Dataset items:
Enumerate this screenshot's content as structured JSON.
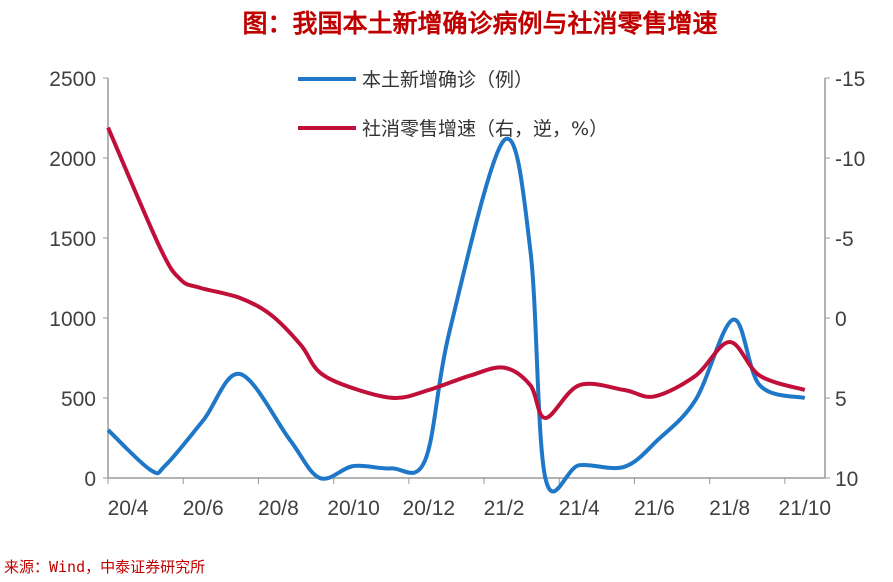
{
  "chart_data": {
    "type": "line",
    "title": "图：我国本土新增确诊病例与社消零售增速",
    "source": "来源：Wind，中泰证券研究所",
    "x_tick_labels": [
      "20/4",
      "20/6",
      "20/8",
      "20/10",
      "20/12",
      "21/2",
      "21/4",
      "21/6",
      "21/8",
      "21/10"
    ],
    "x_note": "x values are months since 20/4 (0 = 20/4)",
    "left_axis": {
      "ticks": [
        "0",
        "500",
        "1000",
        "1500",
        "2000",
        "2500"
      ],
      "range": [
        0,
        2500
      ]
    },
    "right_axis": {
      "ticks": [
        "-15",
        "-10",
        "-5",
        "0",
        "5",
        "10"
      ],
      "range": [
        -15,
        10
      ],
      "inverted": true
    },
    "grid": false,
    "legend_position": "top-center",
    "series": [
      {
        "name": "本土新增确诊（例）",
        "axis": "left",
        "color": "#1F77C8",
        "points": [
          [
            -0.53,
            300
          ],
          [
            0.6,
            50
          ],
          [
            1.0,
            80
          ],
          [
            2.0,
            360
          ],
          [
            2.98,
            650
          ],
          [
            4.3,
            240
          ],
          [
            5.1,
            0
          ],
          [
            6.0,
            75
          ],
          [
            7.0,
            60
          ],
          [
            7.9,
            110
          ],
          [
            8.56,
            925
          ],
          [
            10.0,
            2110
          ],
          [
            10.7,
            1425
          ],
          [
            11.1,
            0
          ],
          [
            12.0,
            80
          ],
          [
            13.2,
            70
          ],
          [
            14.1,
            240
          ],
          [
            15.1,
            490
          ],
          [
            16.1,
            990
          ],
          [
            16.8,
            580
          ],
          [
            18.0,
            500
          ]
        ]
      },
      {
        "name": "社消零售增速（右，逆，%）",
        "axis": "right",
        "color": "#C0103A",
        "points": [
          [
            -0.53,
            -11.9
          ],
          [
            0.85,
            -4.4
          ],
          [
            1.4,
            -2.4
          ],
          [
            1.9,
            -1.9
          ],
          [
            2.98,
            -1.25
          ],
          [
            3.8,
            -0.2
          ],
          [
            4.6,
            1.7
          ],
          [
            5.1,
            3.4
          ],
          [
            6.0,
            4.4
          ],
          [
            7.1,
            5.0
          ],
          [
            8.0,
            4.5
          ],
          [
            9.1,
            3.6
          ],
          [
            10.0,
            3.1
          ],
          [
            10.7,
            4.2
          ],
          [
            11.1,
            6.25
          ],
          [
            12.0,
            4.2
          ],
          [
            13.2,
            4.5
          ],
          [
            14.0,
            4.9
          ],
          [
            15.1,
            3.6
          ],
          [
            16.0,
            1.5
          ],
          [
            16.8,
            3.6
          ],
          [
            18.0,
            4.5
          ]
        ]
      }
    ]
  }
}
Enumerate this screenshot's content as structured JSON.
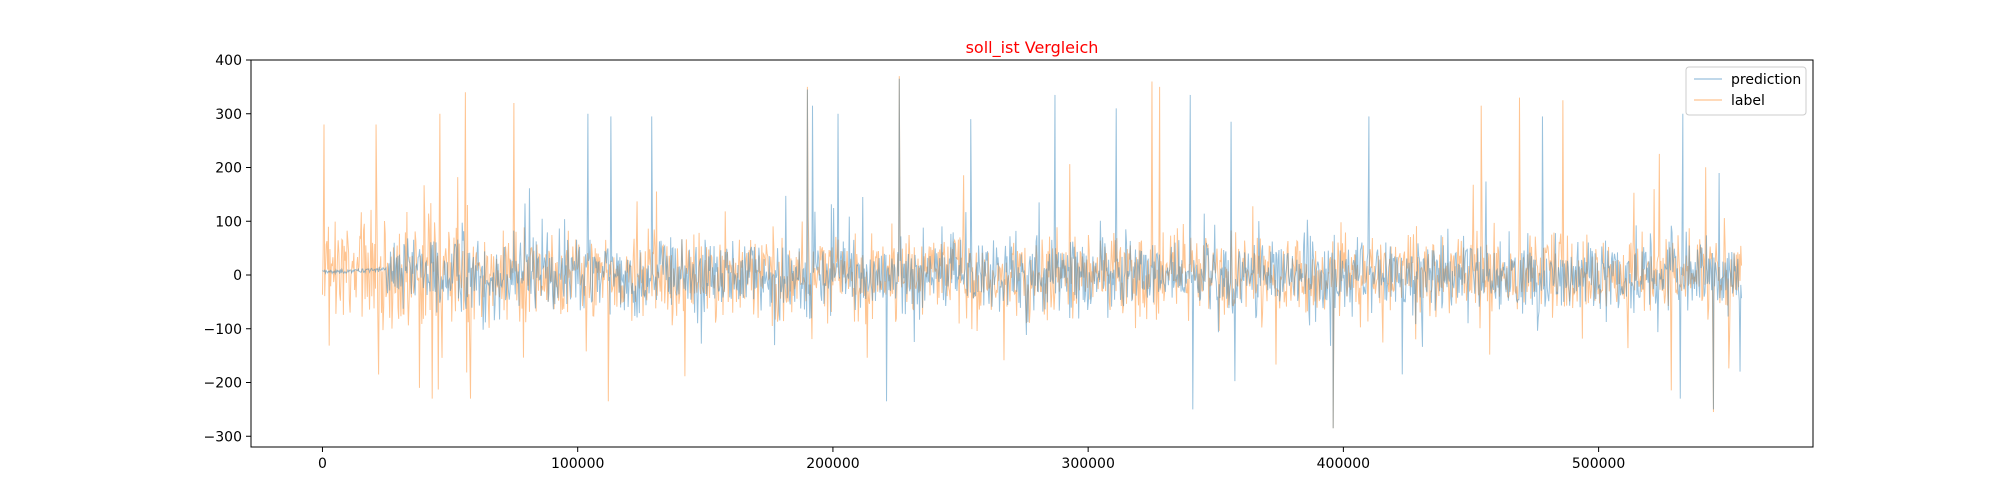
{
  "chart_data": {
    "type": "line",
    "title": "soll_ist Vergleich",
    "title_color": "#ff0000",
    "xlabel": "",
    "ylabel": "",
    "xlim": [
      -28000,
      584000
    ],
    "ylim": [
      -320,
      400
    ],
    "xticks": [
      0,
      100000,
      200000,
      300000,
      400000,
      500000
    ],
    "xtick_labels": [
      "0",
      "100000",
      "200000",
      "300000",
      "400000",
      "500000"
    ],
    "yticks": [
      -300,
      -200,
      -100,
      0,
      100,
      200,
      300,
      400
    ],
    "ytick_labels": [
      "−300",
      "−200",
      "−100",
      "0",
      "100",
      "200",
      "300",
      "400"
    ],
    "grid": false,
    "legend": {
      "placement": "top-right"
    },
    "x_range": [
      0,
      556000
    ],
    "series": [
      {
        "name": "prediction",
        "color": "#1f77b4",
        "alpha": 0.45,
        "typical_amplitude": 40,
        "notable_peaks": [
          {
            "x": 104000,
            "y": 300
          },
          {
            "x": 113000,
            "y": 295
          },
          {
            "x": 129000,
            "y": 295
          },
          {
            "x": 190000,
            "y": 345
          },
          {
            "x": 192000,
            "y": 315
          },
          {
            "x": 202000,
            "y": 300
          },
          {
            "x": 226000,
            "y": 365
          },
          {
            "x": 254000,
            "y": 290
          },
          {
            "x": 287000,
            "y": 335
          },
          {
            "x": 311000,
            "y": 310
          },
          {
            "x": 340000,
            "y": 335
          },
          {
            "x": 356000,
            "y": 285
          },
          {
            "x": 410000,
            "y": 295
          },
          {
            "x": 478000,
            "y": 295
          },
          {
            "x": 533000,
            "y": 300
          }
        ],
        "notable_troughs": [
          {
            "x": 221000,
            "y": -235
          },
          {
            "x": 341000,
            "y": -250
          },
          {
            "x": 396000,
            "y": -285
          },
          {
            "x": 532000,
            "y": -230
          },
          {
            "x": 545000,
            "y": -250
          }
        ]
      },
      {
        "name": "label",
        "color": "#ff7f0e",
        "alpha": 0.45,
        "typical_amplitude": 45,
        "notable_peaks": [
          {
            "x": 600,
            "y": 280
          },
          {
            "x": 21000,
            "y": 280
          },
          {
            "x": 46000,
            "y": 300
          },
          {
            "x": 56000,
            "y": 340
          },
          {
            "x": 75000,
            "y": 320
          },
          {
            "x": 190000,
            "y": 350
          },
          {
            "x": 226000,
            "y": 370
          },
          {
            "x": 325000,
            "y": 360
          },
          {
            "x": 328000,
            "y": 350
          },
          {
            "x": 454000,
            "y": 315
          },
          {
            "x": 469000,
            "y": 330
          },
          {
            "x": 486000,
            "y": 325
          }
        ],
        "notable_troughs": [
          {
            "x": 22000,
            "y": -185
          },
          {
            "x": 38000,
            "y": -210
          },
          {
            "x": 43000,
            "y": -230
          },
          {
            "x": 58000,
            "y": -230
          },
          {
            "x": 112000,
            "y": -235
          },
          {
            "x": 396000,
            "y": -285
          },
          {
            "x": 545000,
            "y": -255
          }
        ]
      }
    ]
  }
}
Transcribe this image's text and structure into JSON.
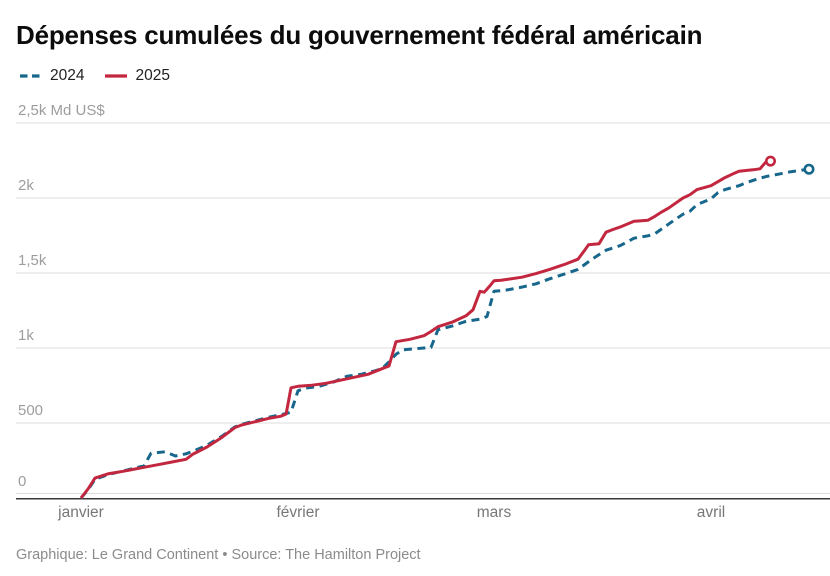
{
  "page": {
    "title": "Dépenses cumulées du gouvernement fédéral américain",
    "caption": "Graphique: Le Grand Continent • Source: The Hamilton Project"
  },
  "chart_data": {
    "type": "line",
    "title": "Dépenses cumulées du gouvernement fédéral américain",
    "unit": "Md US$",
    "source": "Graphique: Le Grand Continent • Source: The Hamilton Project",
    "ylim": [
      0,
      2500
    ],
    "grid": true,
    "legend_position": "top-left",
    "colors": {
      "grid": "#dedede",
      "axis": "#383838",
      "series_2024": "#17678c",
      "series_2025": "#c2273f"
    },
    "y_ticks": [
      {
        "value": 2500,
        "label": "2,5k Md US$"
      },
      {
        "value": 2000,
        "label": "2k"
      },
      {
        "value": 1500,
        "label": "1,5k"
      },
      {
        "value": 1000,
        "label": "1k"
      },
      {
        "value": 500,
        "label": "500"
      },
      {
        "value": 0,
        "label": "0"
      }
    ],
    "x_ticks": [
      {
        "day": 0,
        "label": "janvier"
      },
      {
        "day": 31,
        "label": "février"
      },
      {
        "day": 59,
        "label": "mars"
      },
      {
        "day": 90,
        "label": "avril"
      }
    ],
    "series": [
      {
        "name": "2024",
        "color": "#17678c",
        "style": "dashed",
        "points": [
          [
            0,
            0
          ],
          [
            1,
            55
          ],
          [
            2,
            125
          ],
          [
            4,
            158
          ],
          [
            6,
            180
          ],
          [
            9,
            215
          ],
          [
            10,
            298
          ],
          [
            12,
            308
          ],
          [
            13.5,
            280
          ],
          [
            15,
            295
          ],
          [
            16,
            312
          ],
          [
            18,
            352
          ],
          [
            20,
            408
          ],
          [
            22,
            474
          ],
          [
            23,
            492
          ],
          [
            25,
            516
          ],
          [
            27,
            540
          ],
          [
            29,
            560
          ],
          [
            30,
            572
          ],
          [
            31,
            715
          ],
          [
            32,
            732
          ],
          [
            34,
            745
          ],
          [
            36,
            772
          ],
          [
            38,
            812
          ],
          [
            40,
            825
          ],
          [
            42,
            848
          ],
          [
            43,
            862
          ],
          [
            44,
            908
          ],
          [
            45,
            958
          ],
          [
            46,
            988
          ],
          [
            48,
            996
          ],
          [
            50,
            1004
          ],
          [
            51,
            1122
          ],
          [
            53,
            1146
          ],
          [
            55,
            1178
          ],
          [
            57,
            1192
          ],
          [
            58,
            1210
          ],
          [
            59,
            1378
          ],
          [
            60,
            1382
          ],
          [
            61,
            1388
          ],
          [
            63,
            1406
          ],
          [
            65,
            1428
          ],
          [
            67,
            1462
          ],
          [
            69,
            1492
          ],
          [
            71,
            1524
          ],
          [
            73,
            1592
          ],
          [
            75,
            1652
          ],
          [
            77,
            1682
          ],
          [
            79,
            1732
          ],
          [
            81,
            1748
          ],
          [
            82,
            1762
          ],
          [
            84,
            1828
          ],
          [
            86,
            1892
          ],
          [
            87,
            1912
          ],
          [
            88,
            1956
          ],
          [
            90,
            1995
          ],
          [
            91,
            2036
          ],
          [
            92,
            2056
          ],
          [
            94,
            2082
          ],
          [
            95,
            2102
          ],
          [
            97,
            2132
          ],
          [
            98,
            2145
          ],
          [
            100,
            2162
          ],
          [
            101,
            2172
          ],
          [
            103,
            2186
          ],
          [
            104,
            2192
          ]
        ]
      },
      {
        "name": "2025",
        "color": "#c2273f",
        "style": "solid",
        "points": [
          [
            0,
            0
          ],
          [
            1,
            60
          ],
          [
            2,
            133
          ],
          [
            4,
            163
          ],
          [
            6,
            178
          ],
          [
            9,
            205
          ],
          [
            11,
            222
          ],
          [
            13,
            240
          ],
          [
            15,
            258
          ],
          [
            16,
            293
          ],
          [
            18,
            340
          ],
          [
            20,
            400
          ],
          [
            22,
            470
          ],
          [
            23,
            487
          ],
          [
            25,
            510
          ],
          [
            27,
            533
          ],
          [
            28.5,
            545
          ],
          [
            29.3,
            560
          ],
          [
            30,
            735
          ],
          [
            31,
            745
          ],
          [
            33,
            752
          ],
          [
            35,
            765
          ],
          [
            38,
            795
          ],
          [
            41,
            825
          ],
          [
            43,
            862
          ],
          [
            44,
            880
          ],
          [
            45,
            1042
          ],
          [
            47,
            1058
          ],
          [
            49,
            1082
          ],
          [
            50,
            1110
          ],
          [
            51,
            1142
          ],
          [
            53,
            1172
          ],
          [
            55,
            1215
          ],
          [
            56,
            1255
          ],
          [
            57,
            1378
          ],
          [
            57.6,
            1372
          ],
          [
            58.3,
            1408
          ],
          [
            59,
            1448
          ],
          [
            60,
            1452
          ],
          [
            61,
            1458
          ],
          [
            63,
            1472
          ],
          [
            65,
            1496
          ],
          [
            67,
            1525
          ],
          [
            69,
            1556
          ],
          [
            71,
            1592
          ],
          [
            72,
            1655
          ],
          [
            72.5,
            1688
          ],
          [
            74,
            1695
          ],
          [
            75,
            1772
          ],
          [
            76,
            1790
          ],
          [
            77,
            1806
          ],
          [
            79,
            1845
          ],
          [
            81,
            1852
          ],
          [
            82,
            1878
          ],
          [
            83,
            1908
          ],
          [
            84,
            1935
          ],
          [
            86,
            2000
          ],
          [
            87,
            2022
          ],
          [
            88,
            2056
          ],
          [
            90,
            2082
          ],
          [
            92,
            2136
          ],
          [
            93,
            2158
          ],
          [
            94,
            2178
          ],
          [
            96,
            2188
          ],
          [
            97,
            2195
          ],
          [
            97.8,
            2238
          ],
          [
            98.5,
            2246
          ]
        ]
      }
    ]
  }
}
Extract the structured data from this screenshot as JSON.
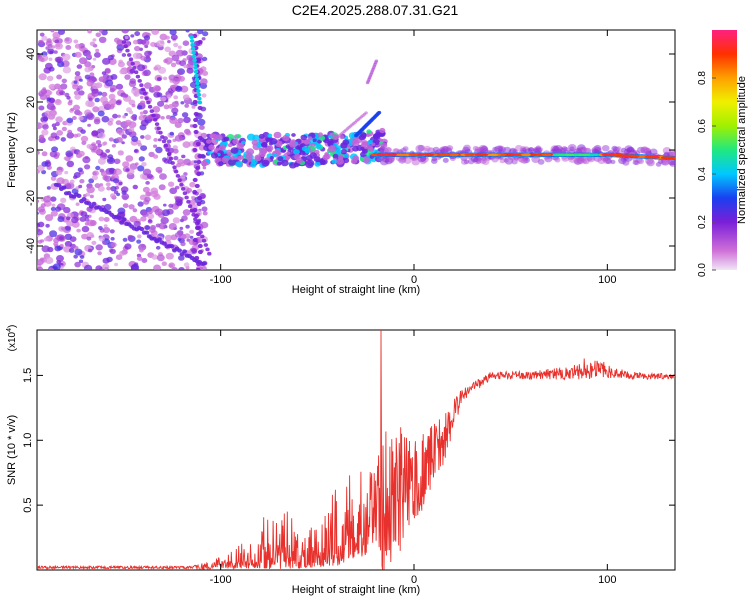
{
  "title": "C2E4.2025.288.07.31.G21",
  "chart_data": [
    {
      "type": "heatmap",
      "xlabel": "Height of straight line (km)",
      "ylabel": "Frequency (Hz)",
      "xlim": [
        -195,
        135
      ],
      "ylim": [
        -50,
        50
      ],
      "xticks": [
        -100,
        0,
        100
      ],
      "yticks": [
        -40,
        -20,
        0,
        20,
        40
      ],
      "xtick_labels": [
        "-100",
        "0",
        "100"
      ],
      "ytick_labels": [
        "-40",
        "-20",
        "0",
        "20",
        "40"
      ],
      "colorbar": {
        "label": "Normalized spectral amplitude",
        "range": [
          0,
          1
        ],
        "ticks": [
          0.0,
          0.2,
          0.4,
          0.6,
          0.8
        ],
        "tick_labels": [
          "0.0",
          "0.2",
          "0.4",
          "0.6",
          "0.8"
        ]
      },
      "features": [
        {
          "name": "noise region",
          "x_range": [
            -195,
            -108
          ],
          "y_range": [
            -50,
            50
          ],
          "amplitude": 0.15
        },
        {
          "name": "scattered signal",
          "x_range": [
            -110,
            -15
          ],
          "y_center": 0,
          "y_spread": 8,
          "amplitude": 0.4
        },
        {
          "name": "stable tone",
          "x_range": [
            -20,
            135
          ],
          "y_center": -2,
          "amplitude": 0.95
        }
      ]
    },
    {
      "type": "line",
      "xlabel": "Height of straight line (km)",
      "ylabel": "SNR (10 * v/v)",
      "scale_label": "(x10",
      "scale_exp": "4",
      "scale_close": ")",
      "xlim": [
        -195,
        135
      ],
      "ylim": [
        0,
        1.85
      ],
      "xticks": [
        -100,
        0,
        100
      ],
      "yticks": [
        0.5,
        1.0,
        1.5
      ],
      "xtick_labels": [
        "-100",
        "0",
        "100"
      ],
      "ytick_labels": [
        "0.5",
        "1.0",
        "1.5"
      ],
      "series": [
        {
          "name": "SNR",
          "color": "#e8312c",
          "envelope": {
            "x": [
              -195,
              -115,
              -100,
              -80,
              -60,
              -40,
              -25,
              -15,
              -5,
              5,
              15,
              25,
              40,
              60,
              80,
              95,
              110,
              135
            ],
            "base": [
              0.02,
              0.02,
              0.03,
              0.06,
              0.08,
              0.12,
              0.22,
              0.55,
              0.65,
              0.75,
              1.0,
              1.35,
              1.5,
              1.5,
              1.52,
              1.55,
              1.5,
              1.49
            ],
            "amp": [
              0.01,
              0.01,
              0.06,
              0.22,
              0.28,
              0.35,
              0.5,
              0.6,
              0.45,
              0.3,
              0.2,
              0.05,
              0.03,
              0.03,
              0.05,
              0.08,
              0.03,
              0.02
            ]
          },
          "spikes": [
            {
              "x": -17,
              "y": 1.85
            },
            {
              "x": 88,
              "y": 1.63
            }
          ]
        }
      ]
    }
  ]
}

### [PROBLEM]
Of the lines above, copy each that contains "Hamilton".

### [WRITTEN SOLUTION]
    "caption": "Graphique: Le Grand Continent • Source: The Hamilton Project"
    "source": "Graphique: Le Grand Continent • Source: The Hamilton Project",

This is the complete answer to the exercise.